## What you will do
Search the records below for the word "colour" and show every line where it occurs.

— Begin Data section —

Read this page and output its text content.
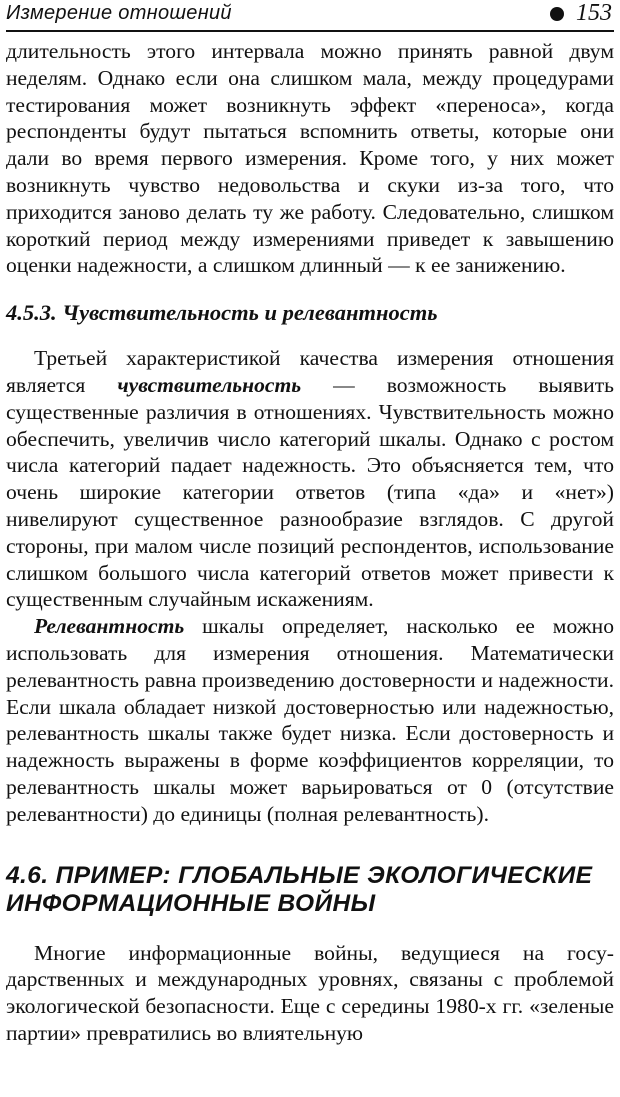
Измерение отношений	153

длительность этого интервала можно принять равной двум неделям. Однако если она слишком мала, между процедурами тестирования может возникнуть эффект «переноса», когда респонденты будут пытаться вспомнить ответы, которые они дали во время первого измерения. Кроме того, у них может возникнуть чувство недовольства и скуки из-за того, что приходится заново делать ту же работу. Следовательно, слишком короткий период между измерениями приведет к завышению оценки надежности, а слишком длинный — к ее занижению.

4.5.3. Чувствительность и релевантность

Третьей характеристикой качества измерения отношения является чувствительность — возможность выявить существенные различия в отношениях. Чувствительность можно обеспечить, увеличив число категорий шкалы. Однако с ростом числа категорий падает надежность. Это объясняется тем, что очень широкие категории ответов (типа «да» и «нет») нивелируют существенное разнообразие взглядов. С другой стороны, при малом числе позиций респондентов, использование слишком большого числа категорий ответов может привести к существенным случайным искажениям.

Релевантность шкалы определяет, насколько ее можно использовать для измерения отношения. Математически релевантность равна произведению достоверности и надежности. Если шкала обладает низкой достоверностью или надежностью, релевантность шкалы также будет низка. Если достоверность и надежность выражены в форме коэффициентов корреляции, то релевантность шкалы может варьироваться от 0 (отсутствие релевантности) до единицы (полная релевантность).

4.6. ПРИМЕР: ГЛОБАЛЬНЫЕ ЭКОЛОГИЧЕСКИЕ
ИНФОРМАЦИОННЫЕ ВОЙНЫ

Многие информационные войны, ведущиеся на государственных и международных уровнях, связаны с проблемой экологической безопасности. Еще с середины 1980-х гг. «зеленые партии» превратились во влиятельную
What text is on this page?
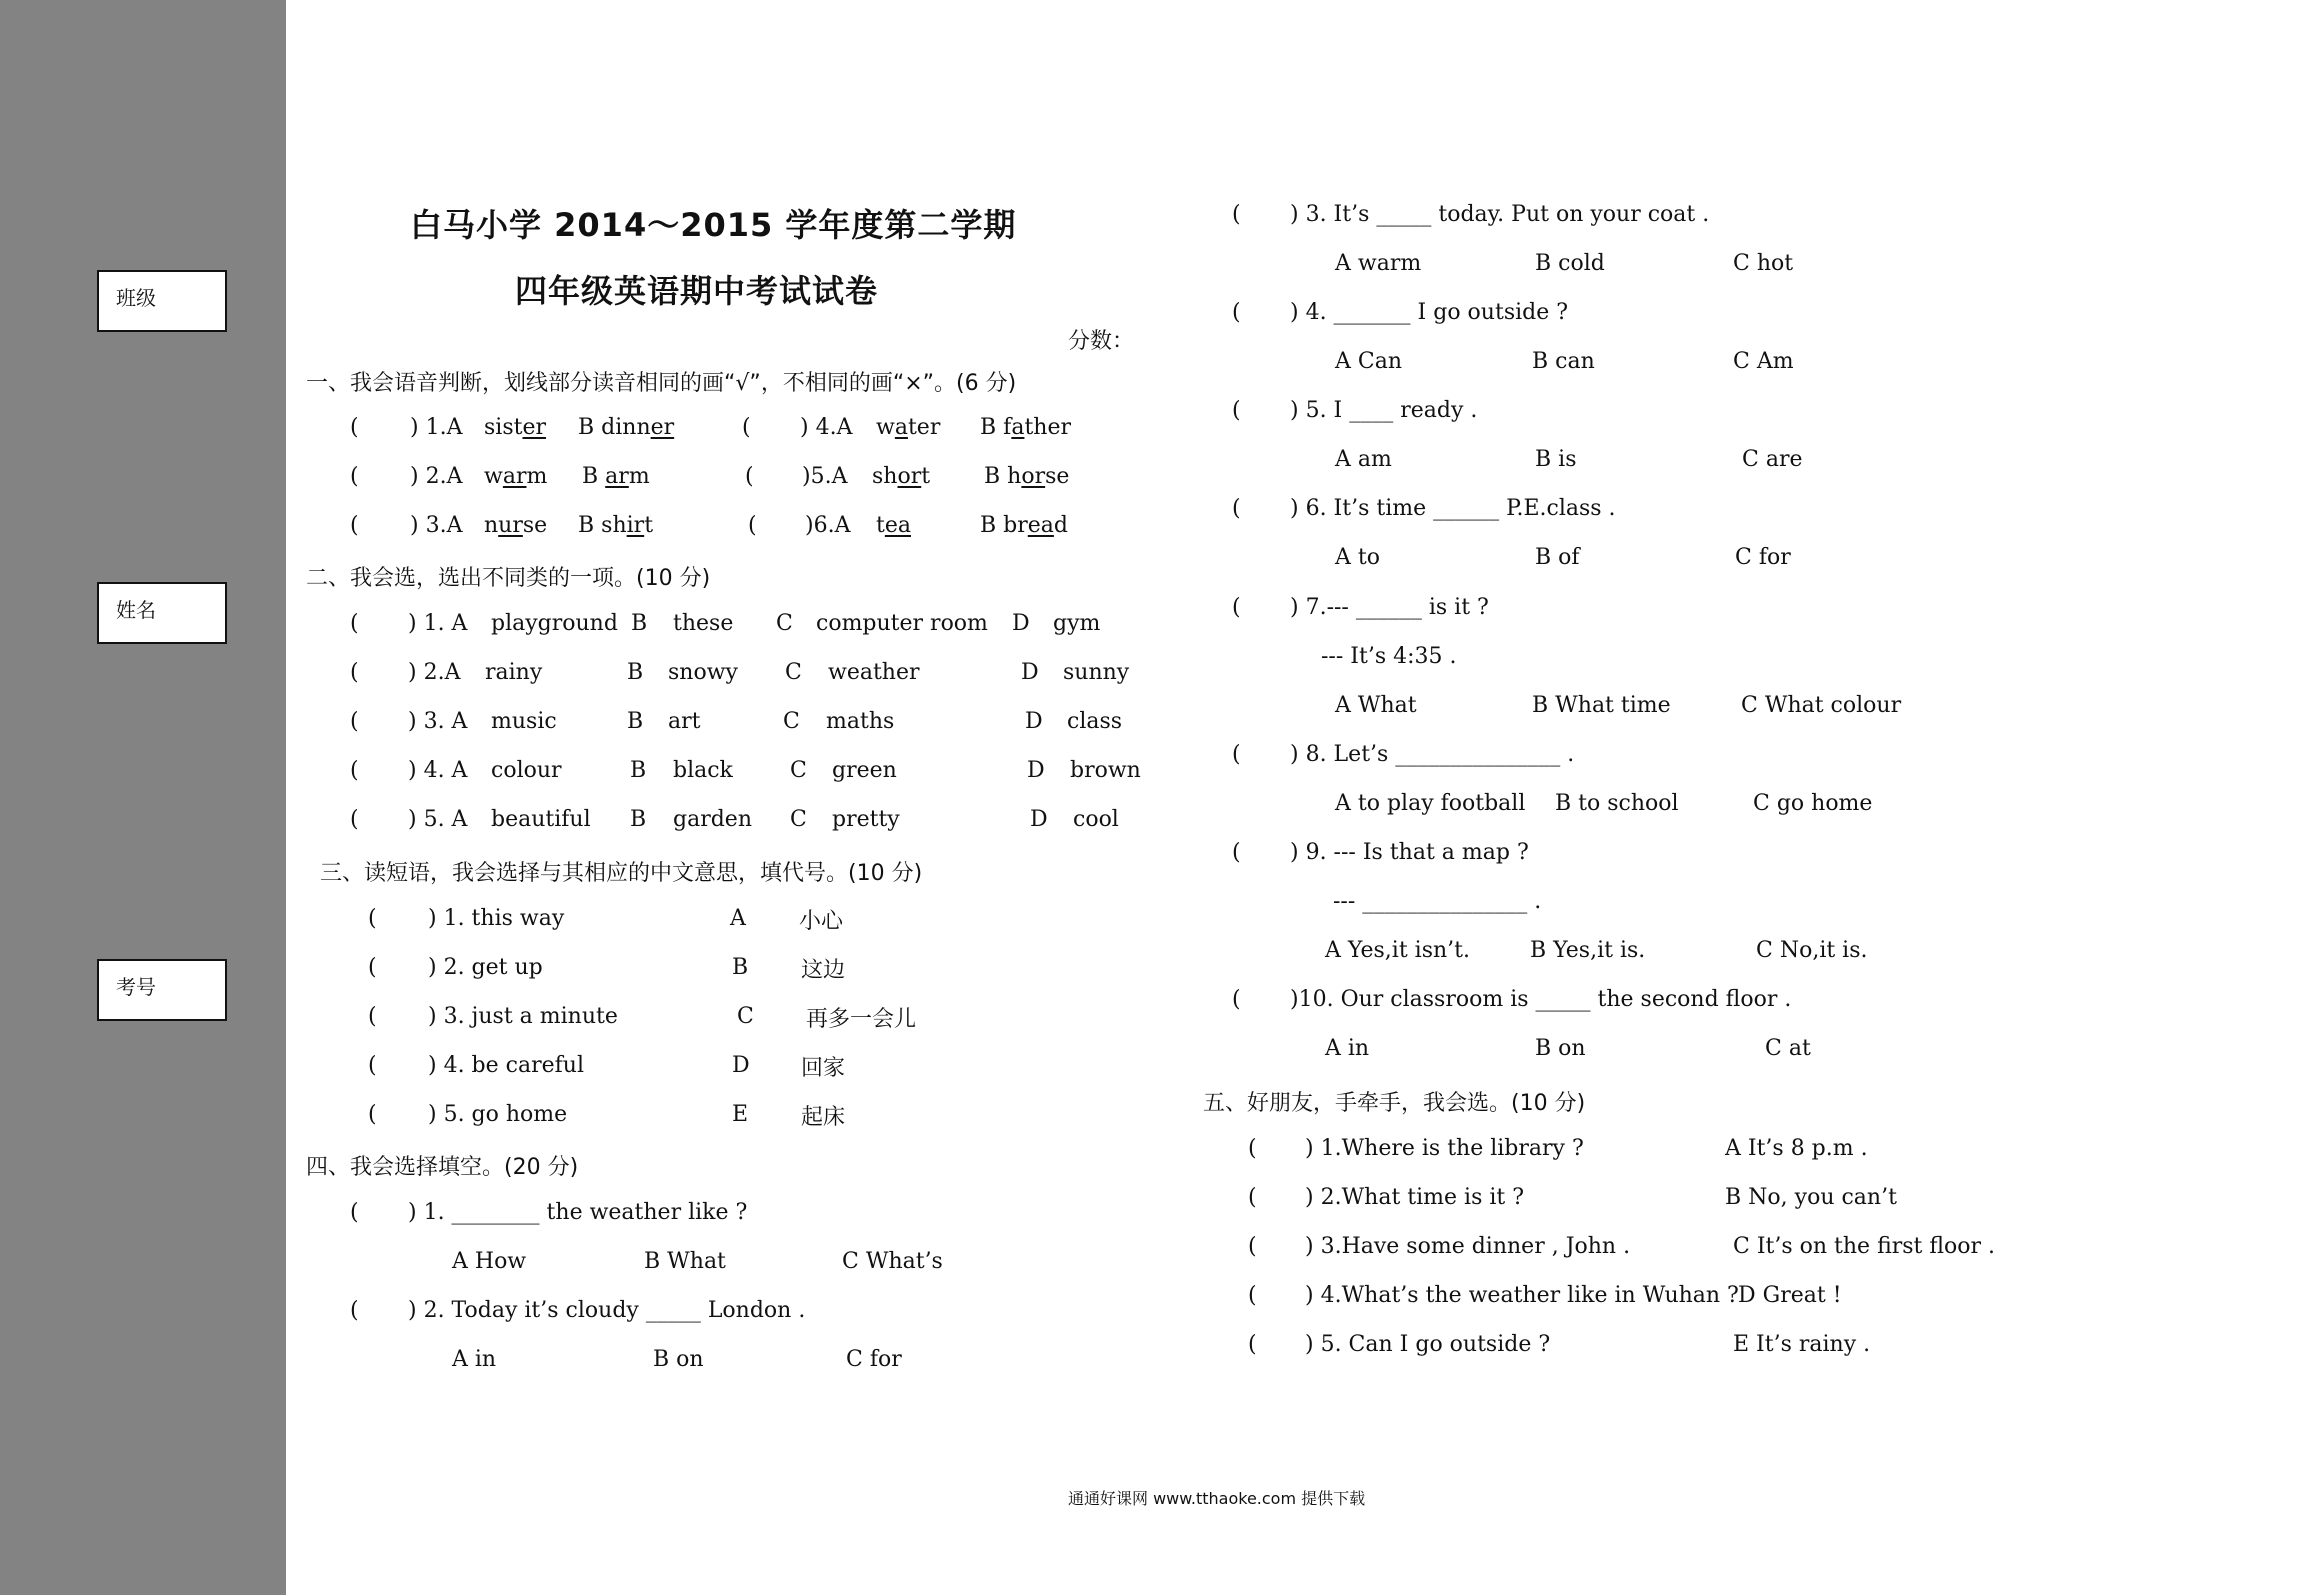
班级
姓名
考号
白马小学 2014～2015 学年度第二学期
四年级英语期中考试试卷
分数：
一、我会语音判断，划线部分读音相同的画“√”，不相同的画“×”。(6 分)
( ) 1.A sister	B dinner
( ) 2.A warm B arm
( ) 3.A nurse B shirt
( ) 4.A water B father
( )5.A short B horse
( )6.A tea	B bread
二、我会选，选出不同类的一项。(10 分)
( ) 1. A playground B these C computer room D gym
( ) 2.A rainy	B snowy C weather	D sunny
( ) 3. A music	B art	C maths	D class
( ) 4. A colour	B black	C green	D brown
( ) 5. A beautiful B garden C pretty	D cool
三、读短语，我会选择与其相应的中文意思，填代号。(10 分)
( ) 1. this way	A 小心
( ) 2. get up	B 这边
( ) 3. just a minute	C 再多一会儿
( ) 4. be careful	D 回家
( ) 5. go home	E 起床
四、我会选择填空。(20 分)
( ) 1. ________ the weather like ?
A How	B What	C What’s
( ) 2. Today it’s cloudy _____ London .
A in	B on	C for
( ) 3. It’s _____ today. Put on your coat .
A warm	B cold	C hot
( ) 4. _______ I go outside ?
A Can	B can	C Am
( ) 5. I ____ ready .
A am	B is	C are
( ) 6. It’s time ______ P.E.class .
A to	B of	C for
( ) 7.--- ______ is it ?
--- It’s 4:35 .
A What	B What time	C What colour
( ) 8. Let’s _______________ .
A to play football B to school	C go home
( ) 9. --- Is that a map ?
--- _______________ .
A Yes,it isn’t.	B Yes,it is.	C No,it is.
( )10. Our classroom is _____ the second floor .
A in	B on	C at
五、好朋友，手牵手，我会选。(10 分)
( ) 1.Where is the library ?	A It’s 8 p.m .
( ) 2.What time is it ?	B No, you can’t
( ) 3.Have some dinner , John .	C It’s on the first floor .
( ) 4.What’s the weather like in Wuhan ? D Great !
( ) 5. Can I go outside ?	E It’s rainy .
通通好课网 www.tthaoke.com 提供下载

— End Data section —

## Answer to this task
( ) 4. A colour	B black	C green	D brown
A What	B What time	C What colour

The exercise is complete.